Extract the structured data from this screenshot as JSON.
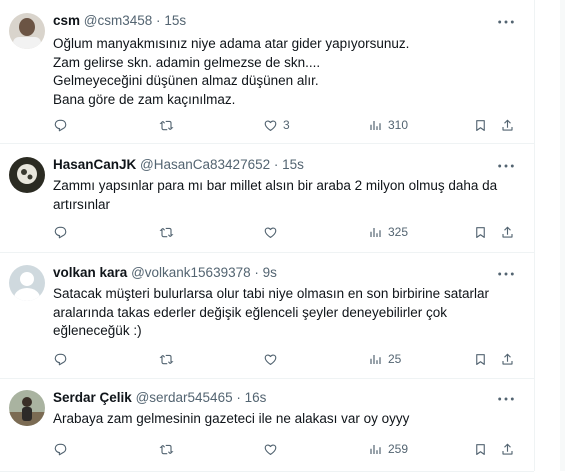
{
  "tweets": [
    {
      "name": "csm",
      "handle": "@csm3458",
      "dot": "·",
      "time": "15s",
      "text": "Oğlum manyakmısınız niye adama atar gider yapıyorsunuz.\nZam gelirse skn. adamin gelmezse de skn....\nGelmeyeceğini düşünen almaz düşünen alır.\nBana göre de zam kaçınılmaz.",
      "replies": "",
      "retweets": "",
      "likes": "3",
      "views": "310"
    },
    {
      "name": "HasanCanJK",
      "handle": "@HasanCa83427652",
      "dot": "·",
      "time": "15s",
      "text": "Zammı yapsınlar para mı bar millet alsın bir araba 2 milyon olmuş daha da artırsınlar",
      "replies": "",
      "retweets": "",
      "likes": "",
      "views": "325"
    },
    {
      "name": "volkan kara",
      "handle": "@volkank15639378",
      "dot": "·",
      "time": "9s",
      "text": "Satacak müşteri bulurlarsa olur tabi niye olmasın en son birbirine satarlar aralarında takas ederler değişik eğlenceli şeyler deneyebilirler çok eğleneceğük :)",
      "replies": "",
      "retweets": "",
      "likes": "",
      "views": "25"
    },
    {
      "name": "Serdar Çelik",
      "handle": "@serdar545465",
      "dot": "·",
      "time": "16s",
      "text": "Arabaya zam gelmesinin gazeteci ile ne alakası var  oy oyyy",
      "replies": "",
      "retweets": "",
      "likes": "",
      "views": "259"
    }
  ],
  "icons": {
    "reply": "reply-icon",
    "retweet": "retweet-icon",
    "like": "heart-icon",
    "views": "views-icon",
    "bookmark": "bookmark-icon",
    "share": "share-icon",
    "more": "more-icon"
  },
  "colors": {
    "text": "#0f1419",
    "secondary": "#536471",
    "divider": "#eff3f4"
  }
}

--*--

__Objective__.
Copy out all the entries exactly. Images stay out of the copy.

__Exercise result__.
Extract the structured data from this screenshot as JSON.
{
  "tweets": [
    {
      "name": "csm",
      "handle": "@csm3458",
      "dot": "·",
      "time": "15s",
      "text": "Oğlum manyakmısınız niye adama atar gider yapıyorsunuz.\nZam gelirse skn. adamin gelmezse de skn....\nGelmeyeceğini düşünen almaz düşünen alır.\nBana göre de zam kaçınılmaz.",
      "replies": "",
      "retweets": "",
      "likes": "3",
      "views": "310"
    },
    {
      "name": "HasanCanJK",
      "handle": "@HasanCa83427652",
      "dot": "·",
      "time": "15s",
      "text": "Zammı yapsınlar para mı bar millet alsın bir araba 2 milyon olmuş daha da artırsınlar",
      "replies": "",
      "retweets": "",
      "likes": "",
      "views": "325"
    },
    {
      "name": "volkan kara",
      "handle": "@volkank15639378",
      "dot": "·",
      "time": "9s",
      "text": "Satacak müşteri bulurlarsa olur tabi niye olmasın en son birbirine satarlar aralarında takas ederler değişik eğlenceli şeyler deneyebilirler çok eğleneceğük :)",
      "replies": "",
      "retweets": "",
      "likes": "",
      "views": "25"
    },
    {
      "name": "Serdar Çelik",
      "handle": "@serdar545465",
      "dot": "·",
      "time": "16s",
      "text": "Arabaya zam gelmesinin gazeteci ile ne alakası var  oy oyyy",
      "replies": "",
      "retweets": "",
      "likes": "",
      "views": "259"
    }
  ],
  "icons": {
    "reply": "reply-icon",
    "retweet": "retweet-icon",
    "like": "heart-icon",
    "views": "views-icon",
    "bookmark": "bookmark-icon",
    "share": "share-icon",
    "more": "more-icon"
  },
  "colors": {
    "text": "#0f1419",
    "secondary": "#536471",
    "divider": "#eff3f4"
  }
}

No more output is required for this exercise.